Task brief »
Please output every line of the material as it stands, without the pictures.
-------- Records for the exercise
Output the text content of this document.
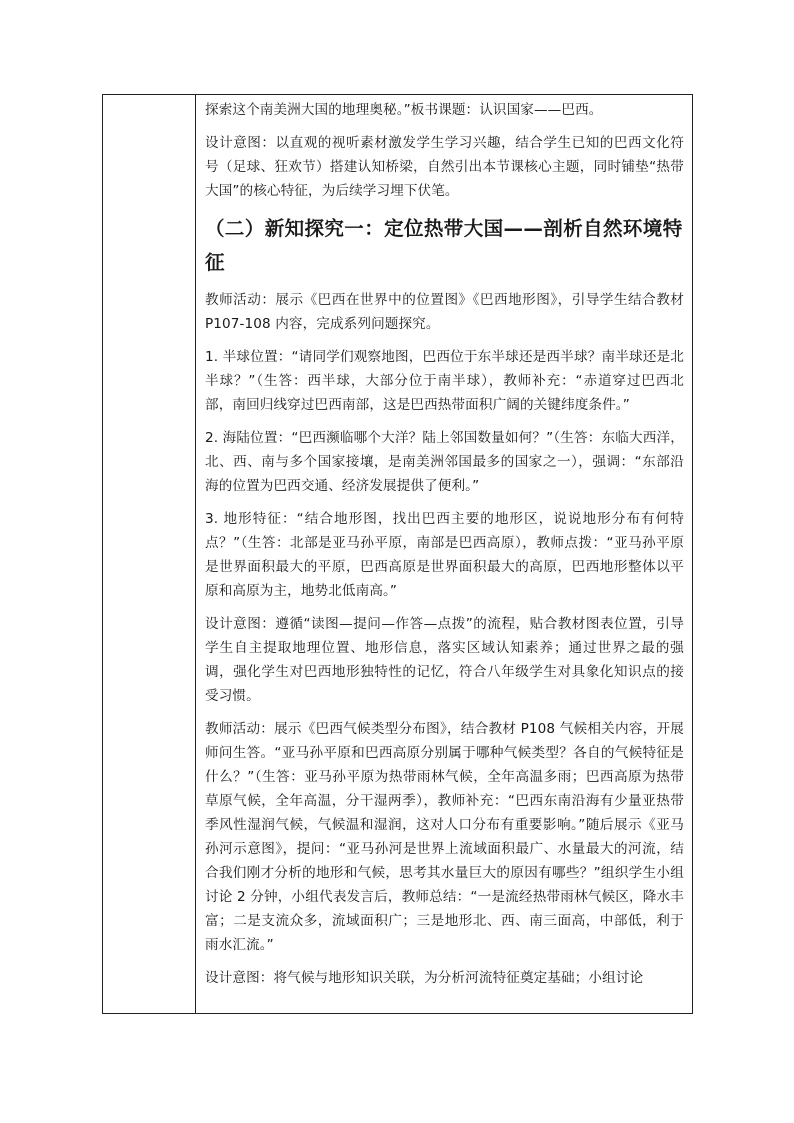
探索这个南美洲大国的地理奥秘。”板书课题：认识国家——巴西。

设计意图：以直观的视听素材激发学生学习兴趣，结合学生已知的巴西文化符号（足球、狂欢节）搭建认知桥梁，自然引出本节课核心主题，同时铺垫“热带大国”的核心特征，为后续学习埋下伏笔。

（二）新知探究一：定位热带大国——剖析自然环境特征

教师活动：展示《巴西在世界中的位置图》《巴西地形图》，引导学生结合教材 P107-108 内容，完成系列问题探究。

1. 半球位置：“请同学们观察地图，巴西位于东半球还是西半球？南半球还是北半球？”（生答：西半球，大部分位于南半球），教师补充：“赤道穿过巴西北部，南回归线穿过巴西南部，这是巴西热带面积广阔的关键纬度条件。”

2. 海陆位置：“巴西濒临哪个大洋？陆上邻国数量如何？”（生答：东临大西洋，北、西、南与多个国家接壤，是南美洲邻国最多的国家之一），强调：“东部沿海的位置为巴西交通、经济发展提供了便利。”

3. 地形特征：“结合地形图，找出巴西主要的地形区，说说地形分布有何特点？”（生答：北部是亚马孙平原，南部是巴西高原），教师点拨：“亚马孙平原是世界面积最大的平原，巴西高原是世界面积最大的高原，巴西地形整体以平原和高原为主，地势北低南高。”

设计意图：遵循“读图—提问—作答—点拨”的流程，贴合教材图表位置，引导学生自主提取地理位置、地形信息，落实区域认知素养；通过世界之最的强调，强化学生对巴西地形独特性的记忆，符合八年级学生对具象化知识点的接受习惯。

教师活动：展示《巴西气候类型分布图》，结合教材 P108 气候相关内容，开展师问生答。“亚马孙平原和巴西高原分别属于哪种气候类型？各自的气候特征是什么？”（生答：亚马孙平原为热带雨林气候，全年高温多雨；巴西高原为热带草原气候，全年高温，分干湿两季），教师补充：“巴西东南沿海有少量亚热带季风性湿润气候，气候温和湿润，这对人口分布有重要影响。”随后展示《亚马孙河示意图》，提问：“亚马孙河是世界上流域面积最广、水量最大的河流，结合我们刚才分析的地形和气候，思考其水量巨大的原因有哪些？”组织学生小组讨论 2 分钟，小组代表发言后，教师总结：“一是流经热带雨林气候区，降水丰富；二是支流众多，流域面积广；三是地形北、西、南三面高，中部低，利于雨水汇流。”

设计意图：将气候与地形知识关联，为分析河流特征奠定基础；小组讨论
----------------
Written answer »
Output the text content of this document.
探索这个南美洲大国的地理奥秘。”板书课题：认识国家——巴西。

设计意图：以直观的视听素材激发学生学习兴趣，结合学生已知的巴西文化符号（足球、狂欢节）搭建认知桥梁，自然引出本节课核心主题，同时铺垫“热带大国”的核心特征，为后续学习埋下伏笔。

（二）新知探究一：定位热带大国——剖析自然环境特征

教师活动：展示《巴西在世界中的位置图》《巴西地形图》，引导学生结合教材 P107-108 内容，完成系列问题探究。

1. 半球位置：“请同学们观察地图，巴西位于东半球还是西半球？南半球还是北半球？”（生答：西半球，大部分位于南半球），教师补充：“赤道穿过巴西北部，南回归线穿过巴西南部，这是巴西热带面积广阔的关键纬度条件。”

2. 海陆位置：“巴西濒临哪个大洋？陆上邻国数量如何？”（生答：东临大西洋，北、西、南与多个国家接壤，是南美洲邻国最多的国家之一），强调：“东部沿海的位置为巴西交通、经济发展提供了便利。”

3. 地形特征：“结合地形图，找出巴西主要的地形区，说说地形分布有何特点？”（生答：北部是亚马孙平原，南部是巴西高原），教师点拨：“亚马孙平原是世界面积最大的平原，巴西高原是世界面积最大的高原，巴西地形整体以平原和高原为主，地势北低南高。”

设计意图：遵循“读图—提问—作答—点拨”的流程，贴合教材图表位置，引导学生自主提取地理位置、地形信息，落实区域认知素养；通过世界之最的强调，强化学生对巴西地形独特性的记忆，符合八年级学生对具象化知识点的接受习惯。

教师活动：展示《巴西气候类型分布图》，结合教材 P108 气候相关内容，开展师问生答。“亚马孙平原和巴西高原分别属于哪种气候类型？各自的气候特征是什么？”（生答：亚马孙平原为热带雨林气候，全年高温多雨；巴西高原为热带草原气候，全年高温，分干湿两季），教师补充：“巴西东南沿海有少量亚热带季风性湿润气候，气候温和湿润，这对人口分布有重要影响。”随后展示《亚马孙河示意图》，提问：“亚马孙河是世界上流域面积最广、水量最大的河流，结合我们刚才分析的地形和气候，思考其水量巨大的原因有哪些？”组织学生小组讨论 2 分钟，小组代表发言后，教师总结：“一是流经热带雨林气候区，降水丰富；二是支流众多，流域面积广；三是地形北、西、南三面高，中部低，利于雨水汇流。”

设计意图：将气候与地形知识关联，为分析河流特征奠定基础；小组讨论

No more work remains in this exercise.